EXERCISE BRIEF » Reproduce all of the material word for word.

--- Begin INFORMATION SUPPLIED ---

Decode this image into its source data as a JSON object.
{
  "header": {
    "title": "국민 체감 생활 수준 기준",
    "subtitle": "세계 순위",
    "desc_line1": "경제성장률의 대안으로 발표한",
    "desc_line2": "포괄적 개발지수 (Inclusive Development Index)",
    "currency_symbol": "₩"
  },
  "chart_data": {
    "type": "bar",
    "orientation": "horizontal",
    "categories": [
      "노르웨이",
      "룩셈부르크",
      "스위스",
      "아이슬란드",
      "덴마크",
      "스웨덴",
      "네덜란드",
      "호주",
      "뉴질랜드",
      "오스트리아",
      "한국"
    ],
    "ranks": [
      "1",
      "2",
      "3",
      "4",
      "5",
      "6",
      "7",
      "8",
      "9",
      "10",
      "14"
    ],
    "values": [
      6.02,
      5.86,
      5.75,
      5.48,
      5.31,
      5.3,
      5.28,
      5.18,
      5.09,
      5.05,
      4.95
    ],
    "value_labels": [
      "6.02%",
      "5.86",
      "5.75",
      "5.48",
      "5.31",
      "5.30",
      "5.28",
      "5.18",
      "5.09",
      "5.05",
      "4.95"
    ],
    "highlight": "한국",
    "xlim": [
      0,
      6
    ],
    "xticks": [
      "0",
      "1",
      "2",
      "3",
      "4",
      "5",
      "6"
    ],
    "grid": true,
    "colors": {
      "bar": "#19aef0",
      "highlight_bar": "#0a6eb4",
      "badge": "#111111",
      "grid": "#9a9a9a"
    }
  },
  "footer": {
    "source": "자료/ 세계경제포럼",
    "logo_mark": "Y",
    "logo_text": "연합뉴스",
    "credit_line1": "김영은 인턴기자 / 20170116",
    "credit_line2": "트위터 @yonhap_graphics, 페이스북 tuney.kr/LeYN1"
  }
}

--- End INFORMATION SUPPLIED ---

SOLUTION TO THE PROBLEM »
Decode this image into its source data as a JSON object.
{
  "header": {
    "title": "국민 체감 생활 수준 기준",
    "subtitle": "세계 순위",
    "desc_line1": "경제성장률의 대안으로 발표한",
    "desc_line2": "포괄적 개발지수 (Inclusive Development Index)",
    "currency_symbol": "₩"
  },
  "chart_data": {
    "type": "bar",
    "orientation": "horizontal",
    "categories": [
      "노르웨이",
      "룩셈부르크",
      "스위스",
      "아이슬란드",
      "덴마크",
      "스웨덴",
      "네덜란드",
      "호주",
      "뉴질랜드",
      "오스트리아",
      "한국"
    ],
    "ranks": [
      "1",
      "2",
      "3",
      "4",
      "5",
      "6",
      "7",
      "8",
      "9",
      "10",
      "14"
    ],
    "values": [
      6.02,
      5.86,
      5.75,
      5.48,
      5.31,
      5.3,
      5.28,
      5.18,
      5.09,
      5.05,
      4.95
    ],
    "value_labels": [
      "6.02%",
      "5.86",
      "5.75",
      "5.48",
      "5.31",
      "5.30",
      "5.28",
      "5.18",
      "5.09",
      "5.05",
      "4.95"
    ],
    "highlight": "한국",
    "xlim": [
      0,
      6
    ],
    "xticks": [
      "0",
      "1",
      "2",
      "3",
      "4",
      "5",
      "6"
    ],
    "grid": true,
    "colors": {
      "bar": "#19aef0",
      "highlight_bar": "#0a6eb4",
      "badge": "#111111",
      "grid": "#9a9a9a"
    }
  },
  "footer": {
    "source": "자료/ 세계경제포럼",
    "logo_mark": "Y",
    "logo_text": "연합뉴스",
    "credit_line1": "김영은 인턴기자 / 20170116",
    "credit_line2": "트위터 @yonhap_graphics, 페이스북 tuney.kr/LeYN1"
  }
}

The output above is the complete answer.